* Description of the task: The data below must be copied in full and without any change.

Figure contents as structured data
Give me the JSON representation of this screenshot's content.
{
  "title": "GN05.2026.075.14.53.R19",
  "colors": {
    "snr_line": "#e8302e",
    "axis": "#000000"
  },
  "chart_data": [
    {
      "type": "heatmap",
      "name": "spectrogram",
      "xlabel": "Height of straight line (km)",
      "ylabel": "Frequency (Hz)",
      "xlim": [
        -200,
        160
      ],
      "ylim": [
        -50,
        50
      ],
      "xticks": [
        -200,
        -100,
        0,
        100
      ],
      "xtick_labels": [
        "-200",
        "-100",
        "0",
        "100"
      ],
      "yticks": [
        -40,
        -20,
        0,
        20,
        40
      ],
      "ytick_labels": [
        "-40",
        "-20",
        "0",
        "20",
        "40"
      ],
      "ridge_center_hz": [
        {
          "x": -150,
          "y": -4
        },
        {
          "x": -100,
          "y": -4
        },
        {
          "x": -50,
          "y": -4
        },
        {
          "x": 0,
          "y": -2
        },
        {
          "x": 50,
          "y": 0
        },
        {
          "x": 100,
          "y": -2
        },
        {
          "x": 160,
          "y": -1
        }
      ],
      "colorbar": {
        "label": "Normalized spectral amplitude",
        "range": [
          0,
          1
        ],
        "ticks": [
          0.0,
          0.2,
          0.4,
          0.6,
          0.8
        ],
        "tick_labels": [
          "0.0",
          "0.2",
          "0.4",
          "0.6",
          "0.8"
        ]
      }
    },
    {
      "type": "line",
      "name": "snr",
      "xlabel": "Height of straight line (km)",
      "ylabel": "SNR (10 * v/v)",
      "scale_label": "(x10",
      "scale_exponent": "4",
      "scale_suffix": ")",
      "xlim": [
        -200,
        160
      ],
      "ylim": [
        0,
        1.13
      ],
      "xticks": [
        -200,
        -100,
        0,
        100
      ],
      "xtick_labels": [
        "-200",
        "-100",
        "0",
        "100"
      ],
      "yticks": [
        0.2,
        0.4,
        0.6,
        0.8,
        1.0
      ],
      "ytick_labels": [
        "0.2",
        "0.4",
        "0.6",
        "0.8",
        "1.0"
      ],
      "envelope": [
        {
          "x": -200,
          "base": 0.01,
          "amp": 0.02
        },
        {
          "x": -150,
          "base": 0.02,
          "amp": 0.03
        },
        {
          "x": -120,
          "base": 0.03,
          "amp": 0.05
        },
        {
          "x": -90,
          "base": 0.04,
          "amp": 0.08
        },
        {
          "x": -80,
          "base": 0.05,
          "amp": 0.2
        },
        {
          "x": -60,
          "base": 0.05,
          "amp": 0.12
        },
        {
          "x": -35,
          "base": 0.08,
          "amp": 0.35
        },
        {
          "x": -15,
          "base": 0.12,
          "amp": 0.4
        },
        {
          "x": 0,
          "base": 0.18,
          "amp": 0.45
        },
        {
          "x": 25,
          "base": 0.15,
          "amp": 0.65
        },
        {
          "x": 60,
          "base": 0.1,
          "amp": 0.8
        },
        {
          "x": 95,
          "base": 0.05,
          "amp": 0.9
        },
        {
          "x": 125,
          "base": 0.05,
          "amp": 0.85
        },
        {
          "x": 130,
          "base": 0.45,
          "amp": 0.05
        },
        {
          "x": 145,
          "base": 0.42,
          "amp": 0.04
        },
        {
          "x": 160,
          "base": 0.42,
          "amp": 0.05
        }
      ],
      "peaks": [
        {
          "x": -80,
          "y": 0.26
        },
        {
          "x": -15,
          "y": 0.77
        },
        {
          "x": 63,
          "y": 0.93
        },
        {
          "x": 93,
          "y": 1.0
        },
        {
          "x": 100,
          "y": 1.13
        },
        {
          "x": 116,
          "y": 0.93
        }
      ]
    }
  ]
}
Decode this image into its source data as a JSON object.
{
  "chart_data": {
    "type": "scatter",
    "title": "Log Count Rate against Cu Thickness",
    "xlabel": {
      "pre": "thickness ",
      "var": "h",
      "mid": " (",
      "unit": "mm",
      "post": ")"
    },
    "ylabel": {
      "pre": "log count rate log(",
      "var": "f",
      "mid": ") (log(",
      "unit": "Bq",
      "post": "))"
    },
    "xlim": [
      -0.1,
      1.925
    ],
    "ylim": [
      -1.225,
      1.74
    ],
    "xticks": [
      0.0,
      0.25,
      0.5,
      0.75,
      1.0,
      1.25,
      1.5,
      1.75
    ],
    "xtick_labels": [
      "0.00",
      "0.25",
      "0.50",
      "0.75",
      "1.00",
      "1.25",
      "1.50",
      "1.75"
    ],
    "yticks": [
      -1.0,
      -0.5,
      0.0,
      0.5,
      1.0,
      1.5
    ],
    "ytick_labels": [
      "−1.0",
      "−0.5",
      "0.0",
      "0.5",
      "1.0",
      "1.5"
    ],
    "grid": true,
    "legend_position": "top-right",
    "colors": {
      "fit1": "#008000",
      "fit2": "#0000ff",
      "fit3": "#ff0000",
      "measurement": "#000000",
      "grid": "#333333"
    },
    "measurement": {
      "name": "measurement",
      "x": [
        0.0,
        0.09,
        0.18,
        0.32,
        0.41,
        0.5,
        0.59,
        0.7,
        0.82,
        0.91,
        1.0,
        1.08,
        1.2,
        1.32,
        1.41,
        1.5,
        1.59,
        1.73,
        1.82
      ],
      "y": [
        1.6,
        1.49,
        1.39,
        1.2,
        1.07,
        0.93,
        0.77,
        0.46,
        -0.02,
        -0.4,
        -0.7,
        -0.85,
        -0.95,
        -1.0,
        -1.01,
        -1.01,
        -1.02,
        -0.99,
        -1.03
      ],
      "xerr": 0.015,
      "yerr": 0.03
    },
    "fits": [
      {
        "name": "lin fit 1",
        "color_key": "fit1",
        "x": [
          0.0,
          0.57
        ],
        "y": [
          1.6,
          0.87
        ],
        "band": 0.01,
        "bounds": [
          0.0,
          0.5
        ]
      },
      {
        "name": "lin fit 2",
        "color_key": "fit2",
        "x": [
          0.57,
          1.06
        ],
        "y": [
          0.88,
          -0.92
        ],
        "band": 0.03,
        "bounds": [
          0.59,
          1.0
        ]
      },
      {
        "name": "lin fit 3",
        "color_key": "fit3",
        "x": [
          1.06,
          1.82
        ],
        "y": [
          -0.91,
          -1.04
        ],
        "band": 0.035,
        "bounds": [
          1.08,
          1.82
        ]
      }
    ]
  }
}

* The reply:
Give me the JSON representation of this screenshot's content.
{
  "title": "GN05.2026.075.14.53.R19",
  "colors": {
    "snr_line": "#e8302e",
    "axis": "#000000"
  },
  "chart_data": [
    {
      "type": "heatmap",
      "name": "spectrogram",
      "xlabel": "Height of straight line (km)",
      "ylabel": "Frequency (Hz)",
      "xlim": [
        -200,
        160
      ],
      "ylim": [
        -50,
        50
      ],
      "xticks": [
        -200,
        -100,
        0,
        100
      ],
      "xtick_labels": [
        "-200",
        "-100",
        "0",
        "100"
      ],
      "yticks": [
        -40,
        -20,
        0,
        20,
        40
      ],
      "ytick_labels": [
        "-40",
        "-20",
        "0",
        "20",
        "40"
      ],
      "ridge_center_hz": [
        {
          "x": -150,
          "y": -4
        },
        {
          "x": -100,
          "y": -4
        },
        {
          "x": -50,
          "y": -4
        },
        {
          "x": 0,
          "y": -2
        },
        {
          "x": 50,
          "y": 0
        },
        {
          "x": 100,
          "y": -2
        },
        {
          "x": 160,
          "y": -1
        }
      ],
      "colorbar": {
        "label": "Normalized spectral amplitude",
        "range": [
          0,
          1
        ],
        "ticks": [
          0.0,
          0.2,
          0.4,
          0.6,
          0.8
        ],
        "tick_labels": [
          "0.0",
          "0.2",
          "0.4",
          "0.6",
          "0.8"
        ]
      }
    },
    {
      "type": "line",
      "name": "snr",
      "xlabel": "Height of straight line (km)",
      "ylabel": "SNR (10 * v/v)",
      "scale_label": "(x10",
      "scale_exponent": "4",
      "scale_suffix": ")",
      "xlim": [
        -200,
        160
      ],
      "ylim": [
        0,
        1.13
      ],
      "xticks": [
        -200,
        -100,
        0,
        100
      ],
      "xtick_labels": [
        "-200",
        "-100",
        "0",
        "100"
      ],
      "yticks": [
        0.2,
        0.4,
        0.6,
        0.8,
        1.0
      ],
      "ytick_labels": [
        "0.2",
        "0.4",
        "0.6",
        "0.8",
        "1.0"
      ],
      "envelope": [
        {
          "x": -200,
          "base": 0.01,
          "amp": 0.02
        },
        {
          "x": -150,
          "base": 0.02,
          "amp": 0.03
        },
        {
          "x": -120,
          "base": 0.03,
          "amp": 0.05
        },
        {
          "x": -90,
          "base": 0.04,
          "amp": 0.08
        },
        {
          "x": -80,
          "base": 0.05,
          "amp": 0.2
        },
        {
          "x": -60,
          "base": 0.05,
          "amp": 0.12
        },
        {
          "x": -35,
          "base": 0.08,
          "amp": 0.35
        },
        {
          "x": -15,
          "base": 0.12,
          "amp": 0.4
        },
        {
          "x": 0,
          "base": 0.18,
          "amp": 0.45
        },
        {
          "x": 25,
          "base": 0.15,
          "amp": 0.65
        },
        {
          "x": 60,
          "base": 0.1,
          "amp": 0.8
        },
        {
          "x": 95,
          "base": 0.05,
          "amp": 0.9
        },
        {
          "x": 125,
          "base": 0.05,
          "amp": 0.85
        },
        {
          "x": 130,
          "base": 0.45,
          "amp": 0.05
        },
        {
          "x": 145,
          "base": 0.42,
          "amp": 0.04
        },
        {
          "x": 160,
          "base": 0.42,
          "amp": 0.05
        }
      ],
      "peaks": [
        {
          "x": -80,
          "y": 0.26
        },
        {
          "x": -15,
          "y": 0.77
        },
        {
          "x": 63,
          "y": 0.93
        },
        {
          "x": 93,
          "y": 1.0
        },
        {
          "x": 100,
          "y": 1.13
        },
        {
          "x": 116,
          "y": 0.93
        }
      ]
    }
  ]
}
Decode this image into its source data as a JSON object.
{
  "chart_data": {
    "type": "scatter",
    "title": "Log Count Rate against Cu Thickness",
    "xlabel": {
      "pre": "thickness ",
      "var": "h",
      "mid": " (",
      "unit": "mm",
      "post": ")"
    },
    "ylabel": {
      "pre": "log count rate log(",
      "var": "f",
      "mid": ") (log(",
      "unit": "Bq",
      "post": "))"
    },
    "xlim": [
      -0.1,
      1.925
    ],
    "ylim": [
      -1.225,
      1.74
    ],
    "xticks": [
      0.0,
      0.25,
      0.5,
      0.75,
      1.0,
      1.25,
      1.5,
      1.75
    ],
    "xtick_labels": [
      "0.00",
      "0.25",
      "0.50",
      "0.75",
      "1.00",
      "1.25",
      "1.50",
      "1.75"
    ],
    "yticks": [
      -1.0,
      -0.5,
      0.0,
      0.5,
      1.0,
      1.5
    ],
    "ytick_labels": [
      "−1.0",
      "−0.5",
      "0.0",
      "0.5",
      "1.0",
      "1.5"
    ],
    "grid": true,
    "legend_position": "top-right",
    "colors": {
      "fit1": "#008000",
      "fit2": "#0000ff",
      "fit3": "#ff0000",
      "measurement": "#000000",
      "grid": "#333333"
    },
    "measurement": {
      "name": "measurement",
      "x": [
        0.0,
        0.09,
        0.18,
        0.32,
        0.41,
        0.5,
        0.59,
        0.7,
        0.82,
        0.91,
        1.0,
        1.08,
        1.2,
        1.32,
        1.41,
        1.5,
        1.59,
        1.73,
        1.82
      ],
      "y": [
        1.6,
        1.49,
        1.39,
        1.2,
        1.07,
        0.93,
        0.77,
        0.46,
        -0.02,
        -0.4,
        -0.7,
        -0.85,
        -0.95,
        -1.0,
        -1.01,
        -1.01,
        -1.02,
        -0.99,
        -1.03
      ],
      "xerr": 0.015,
      "yerr": 0.03
    },
    "fits": [
      {
        "name": "lin fit 1",
        "color_key": "fit1",
        "x": [
          0.0,
          0.57
        ],
        "y": [
          1.6,
          0.87
        ],
        "band": 0.01,
        "bounds": [
          0.0,
          0.5
        ]
      },
      {
        "name": "lin fit 2",
        "color_key": "fit2",
        "x": [
          0.57,
          1.06
        ],
        "y": [
          0.88,
          -0.92
        ],
        "band": 0.03,
        "bounds": [
          0.59,
          1.0
        ]
      },
      {
        "name": "lin fit 3",
        "color_key": "fit3",
        "x": [
          1.06,
          1.82
        ],
        "y": [
          -0.91,
          -1.04
        ],
        "band": 0.035,
        "bounds": [
          1.08,
          1.82
        ]
      }
    ]
  }
}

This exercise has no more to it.